What is asked: Can you copy out the rows below word for word, from the very first row through the row that contains "x-tick-label: 4 — [412, 568, 418, 578]", with both of those rows included?

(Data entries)
## start
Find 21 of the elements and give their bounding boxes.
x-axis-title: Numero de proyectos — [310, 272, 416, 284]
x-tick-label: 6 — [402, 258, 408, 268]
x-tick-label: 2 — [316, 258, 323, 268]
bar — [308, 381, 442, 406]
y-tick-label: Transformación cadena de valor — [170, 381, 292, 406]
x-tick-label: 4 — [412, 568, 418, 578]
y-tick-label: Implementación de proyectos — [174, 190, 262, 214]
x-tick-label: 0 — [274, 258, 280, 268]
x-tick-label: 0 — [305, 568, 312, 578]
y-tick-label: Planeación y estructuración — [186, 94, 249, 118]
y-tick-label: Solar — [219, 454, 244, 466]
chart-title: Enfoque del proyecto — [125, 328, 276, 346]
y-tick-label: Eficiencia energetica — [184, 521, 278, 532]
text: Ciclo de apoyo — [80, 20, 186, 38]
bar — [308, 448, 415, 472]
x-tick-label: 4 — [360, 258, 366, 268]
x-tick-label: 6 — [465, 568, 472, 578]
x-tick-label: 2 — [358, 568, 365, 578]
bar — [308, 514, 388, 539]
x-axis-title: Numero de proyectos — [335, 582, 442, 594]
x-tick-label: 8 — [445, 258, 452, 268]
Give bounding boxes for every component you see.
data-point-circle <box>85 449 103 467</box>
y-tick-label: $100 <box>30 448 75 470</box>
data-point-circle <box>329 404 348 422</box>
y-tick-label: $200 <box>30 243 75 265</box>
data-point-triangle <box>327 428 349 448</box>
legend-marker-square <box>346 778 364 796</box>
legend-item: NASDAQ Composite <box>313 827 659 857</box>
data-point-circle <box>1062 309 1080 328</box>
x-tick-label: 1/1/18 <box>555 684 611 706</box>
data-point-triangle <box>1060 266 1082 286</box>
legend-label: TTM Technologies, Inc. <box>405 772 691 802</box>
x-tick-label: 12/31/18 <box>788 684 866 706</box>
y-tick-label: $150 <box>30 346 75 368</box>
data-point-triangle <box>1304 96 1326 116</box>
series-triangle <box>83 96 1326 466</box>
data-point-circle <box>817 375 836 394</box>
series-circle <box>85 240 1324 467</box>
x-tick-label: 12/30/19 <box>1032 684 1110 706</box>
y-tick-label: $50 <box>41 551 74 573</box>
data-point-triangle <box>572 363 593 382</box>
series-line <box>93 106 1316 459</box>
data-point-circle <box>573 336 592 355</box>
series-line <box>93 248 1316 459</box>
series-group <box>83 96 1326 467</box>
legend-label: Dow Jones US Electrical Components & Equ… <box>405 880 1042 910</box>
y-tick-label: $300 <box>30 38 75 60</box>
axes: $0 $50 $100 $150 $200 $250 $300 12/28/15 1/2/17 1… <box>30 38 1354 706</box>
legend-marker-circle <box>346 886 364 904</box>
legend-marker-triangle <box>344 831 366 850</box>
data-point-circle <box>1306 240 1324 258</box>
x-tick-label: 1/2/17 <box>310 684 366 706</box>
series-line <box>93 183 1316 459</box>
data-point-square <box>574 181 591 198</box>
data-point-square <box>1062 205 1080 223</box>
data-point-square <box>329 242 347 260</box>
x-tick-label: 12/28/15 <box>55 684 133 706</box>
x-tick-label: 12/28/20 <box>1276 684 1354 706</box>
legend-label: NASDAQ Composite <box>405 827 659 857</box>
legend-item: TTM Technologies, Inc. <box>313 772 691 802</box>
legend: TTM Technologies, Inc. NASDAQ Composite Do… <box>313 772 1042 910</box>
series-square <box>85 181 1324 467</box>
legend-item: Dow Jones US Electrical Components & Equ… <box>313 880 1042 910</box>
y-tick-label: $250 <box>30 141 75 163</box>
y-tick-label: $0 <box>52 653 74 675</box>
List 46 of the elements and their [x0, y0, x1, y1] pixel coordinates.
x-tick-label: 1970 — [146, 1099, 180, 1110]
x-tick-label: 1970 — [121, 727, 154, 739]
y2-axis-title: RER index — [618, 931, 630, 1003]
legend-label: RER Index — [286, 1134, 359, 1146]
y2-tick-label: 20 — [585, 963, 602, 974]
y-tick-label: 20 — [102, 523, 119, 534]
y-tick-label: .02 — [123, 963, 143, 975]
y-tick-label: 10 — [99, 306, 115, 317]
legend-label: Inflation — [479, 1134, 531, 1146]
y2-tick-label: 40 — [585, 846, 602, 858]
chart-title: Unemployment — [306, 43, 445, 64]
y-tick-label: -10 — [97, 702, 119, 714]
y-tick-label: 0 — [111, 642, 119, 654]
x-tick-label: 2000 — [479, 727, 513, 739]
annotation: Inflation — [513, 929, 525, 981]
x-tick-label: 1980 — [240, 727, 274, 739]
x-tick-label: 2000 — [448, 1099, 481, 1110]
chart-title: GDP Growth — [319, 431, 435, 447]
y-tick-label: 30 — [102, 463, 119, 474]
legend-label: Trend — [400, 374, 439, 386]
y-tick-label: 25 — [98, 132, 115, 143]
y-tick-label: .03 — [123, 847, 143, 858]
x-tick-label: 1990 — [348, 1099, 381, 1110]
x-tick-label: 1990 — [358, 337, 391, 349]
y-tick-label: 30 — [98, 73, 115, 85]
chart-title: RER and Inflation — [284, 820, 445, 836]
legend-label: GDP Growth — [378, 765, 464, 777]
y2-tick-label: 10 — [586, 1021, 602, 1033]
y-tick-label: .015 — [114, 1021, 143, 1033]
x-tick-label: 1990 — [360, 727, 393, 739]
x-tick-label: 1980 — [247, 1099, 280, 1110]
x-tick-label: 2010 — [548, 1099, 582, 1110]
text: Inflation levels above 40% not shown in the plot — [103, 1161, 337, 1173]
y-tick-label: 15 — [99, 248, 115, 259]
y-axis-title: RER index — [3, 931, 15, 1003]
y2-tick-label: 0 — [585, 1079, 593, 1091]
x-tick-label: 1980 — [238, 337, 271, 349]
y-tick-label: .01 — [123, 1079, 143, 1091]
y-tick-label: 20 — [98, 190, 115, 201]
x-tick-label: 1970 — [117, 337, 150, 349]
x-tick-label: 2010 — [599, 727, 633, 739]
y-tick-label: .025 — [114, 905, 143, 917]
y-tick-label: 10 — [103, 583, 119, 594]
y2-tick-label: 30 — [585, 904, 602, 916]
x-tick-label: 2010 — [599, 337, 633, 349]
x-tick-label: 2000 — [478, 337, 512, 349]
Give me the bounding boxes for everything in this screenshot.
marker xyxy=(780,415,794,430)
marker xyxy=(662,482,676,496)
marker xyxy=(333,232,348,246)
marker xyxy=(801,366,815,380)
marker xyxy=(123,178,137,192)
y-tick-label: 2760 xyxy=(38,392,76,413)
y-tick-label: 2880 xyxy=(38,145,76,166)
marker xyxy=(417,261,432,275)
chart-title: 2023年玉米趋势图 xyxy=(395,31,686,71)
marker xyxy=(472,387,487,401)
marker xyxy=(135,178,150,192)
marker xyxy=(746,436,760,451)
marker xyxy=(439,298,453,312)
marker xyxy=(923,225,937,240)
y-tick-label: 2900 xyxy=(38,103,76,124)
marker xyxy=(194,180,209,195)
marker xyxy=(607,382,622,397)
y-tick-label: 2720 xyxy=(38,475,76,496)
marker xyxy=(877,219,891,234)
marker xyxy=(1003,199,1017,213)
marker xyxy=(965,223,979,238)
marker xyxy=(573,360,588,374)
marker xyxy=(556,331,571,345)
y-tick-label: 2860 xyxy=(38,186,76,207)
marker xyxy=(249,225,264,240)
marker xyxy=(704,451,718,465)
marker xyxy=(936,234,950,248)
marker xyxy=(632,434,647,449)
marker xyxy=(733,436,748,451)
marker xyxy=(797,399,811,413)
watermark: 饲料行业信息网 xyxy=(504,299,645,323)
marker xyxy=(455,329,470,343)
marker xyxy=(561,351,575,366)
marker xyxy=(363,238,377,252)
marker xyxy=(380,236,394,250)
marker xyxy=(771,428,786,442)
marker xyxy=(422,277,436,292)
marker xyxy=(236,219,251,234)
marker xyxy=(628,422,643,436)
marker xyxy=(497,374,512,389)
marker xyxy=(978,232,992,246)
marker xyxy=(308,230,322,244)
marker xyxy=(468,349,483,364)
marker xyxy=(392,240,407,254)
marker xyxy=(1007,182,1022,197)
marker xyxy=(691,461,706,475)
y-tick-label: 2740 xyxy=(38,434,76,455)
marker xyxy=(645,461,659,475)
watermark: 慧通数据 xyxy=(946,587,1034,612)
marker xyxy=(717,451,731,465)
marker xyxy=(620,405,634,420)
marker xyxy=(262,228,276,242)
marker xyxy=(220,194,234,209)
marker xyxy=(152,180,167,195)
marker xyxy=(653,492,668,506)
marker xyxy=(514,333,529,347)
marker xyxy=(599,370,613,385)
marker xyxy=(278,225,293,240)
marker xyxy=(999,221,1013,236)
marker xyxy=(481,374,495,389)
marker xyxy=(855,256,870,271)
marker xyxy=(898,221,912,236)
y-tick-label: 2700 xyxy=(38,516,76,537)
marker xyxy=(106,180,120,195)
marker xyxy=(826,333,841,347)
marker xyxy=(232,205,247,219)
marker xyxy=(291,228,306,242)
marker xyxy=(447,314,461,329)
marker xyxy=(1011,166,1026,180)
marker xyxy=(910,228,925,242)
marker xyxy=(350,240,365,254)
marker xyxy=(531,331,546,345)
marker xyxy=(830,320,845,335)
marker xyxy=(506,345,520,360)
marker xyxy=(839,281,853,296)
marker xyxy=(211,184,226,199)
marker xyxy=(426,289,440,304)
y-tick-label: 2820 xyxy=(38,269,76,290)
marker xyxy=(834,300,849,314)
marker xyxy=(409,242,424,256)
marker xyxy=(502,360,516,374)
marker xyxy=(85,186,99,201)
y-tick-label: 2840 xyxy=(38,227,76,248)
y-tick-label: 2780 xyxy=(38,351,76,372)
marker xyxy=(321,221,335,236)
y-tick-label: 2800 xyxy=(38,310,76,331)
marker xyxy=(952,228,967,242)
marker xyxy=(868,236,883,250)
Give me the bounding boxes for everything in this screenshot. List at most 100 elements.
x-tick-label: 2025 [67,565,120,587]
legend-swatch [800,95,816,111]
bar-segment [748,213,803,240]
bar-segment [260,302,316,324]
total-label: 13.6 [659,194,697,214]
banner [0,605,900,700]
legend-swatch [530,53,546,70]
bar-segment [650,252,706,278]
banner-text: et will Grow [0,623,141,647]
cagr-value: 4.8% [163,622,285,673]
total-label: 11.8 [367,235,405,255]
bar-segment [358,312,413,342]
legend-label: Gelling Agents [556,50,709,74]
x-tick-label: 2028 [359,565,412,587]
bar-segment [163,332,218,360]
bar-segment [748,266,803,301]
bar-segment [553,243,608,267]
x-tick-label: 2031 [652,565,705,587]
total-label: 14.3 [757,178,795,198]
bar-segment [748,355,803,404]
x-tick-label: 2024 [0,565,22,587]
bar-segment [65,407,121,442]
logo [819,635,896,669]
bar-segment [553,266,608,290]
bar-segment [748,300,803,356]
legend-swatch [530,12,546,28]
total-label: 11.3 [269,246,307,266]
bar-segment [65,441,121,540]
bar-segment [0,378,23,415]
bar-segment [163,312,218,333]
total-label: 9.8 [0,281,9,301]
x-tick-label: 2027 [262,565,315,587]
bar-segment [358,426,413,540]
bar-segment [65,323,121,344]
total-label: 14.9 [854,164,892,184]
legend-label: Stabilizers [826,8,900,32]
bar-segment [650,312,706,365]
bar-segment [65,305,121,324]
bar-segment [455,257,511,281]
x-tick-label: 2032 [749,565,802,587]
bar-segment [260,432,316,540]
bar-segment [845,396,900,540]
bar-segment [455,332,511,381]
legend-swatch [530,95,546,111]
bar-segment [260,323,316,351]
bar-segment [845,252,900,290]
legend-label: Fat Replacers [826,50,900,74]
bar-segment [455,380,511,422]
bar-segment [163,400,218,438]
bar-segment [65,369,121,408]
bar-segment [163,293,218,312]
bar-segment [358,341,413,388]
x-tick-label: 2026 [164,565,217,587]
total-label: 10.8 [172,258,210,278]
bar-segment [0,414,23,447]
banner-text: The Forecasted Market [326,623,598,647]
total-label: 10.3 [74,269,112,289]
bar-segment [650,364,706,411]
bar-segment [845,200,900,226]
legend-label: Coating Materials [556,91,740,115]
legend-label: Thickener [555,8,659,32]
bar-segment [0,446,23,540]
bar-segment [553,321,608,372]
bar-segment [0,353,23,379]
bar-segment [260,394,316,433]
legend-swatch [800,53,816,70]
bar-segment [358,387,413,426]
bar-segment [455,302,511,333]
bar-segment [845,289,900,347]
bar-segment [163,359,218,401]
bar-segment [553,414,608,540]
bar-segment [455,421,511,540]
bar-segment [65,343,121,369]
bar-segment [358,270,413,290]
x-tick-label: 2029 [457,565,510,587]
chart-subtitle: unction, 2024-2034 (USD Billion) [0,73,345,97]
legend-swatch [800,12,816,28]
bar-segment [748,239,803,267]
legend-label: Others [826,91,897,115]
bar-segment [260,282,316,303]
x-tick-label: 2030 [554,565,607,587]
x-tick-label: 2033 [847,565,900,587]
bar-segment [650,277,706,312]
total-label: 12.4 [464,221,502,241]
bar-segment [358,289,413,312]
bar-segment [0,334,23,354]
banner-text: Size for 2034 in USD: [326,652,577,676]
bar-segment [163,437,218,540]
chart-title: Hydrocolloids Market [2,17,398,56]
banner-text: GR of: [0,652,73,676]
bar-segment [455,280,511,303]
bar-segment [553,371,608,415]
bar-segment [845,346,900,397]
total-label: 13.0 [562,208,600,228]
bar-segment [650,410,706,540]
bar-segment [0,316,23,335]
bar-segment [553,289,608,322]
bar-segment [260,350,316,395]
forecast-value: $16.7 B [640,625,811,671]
## end
Result:
Find 21 of the elements and give their bounding boxes.
x-axis-title: Numero de proyectos — [310, 272, 416, 284]
x-tick-label: 6 — [402, 258, 408, 268]
x-tick-label: 2 — [316, 258, 323, 268]
bar — [308, 381, 442, 406]
y-tick-label: Transformación cadena de valor — [170, 381, 292, 406]
x-tick-label: 4 — [412, 568, 418, 578]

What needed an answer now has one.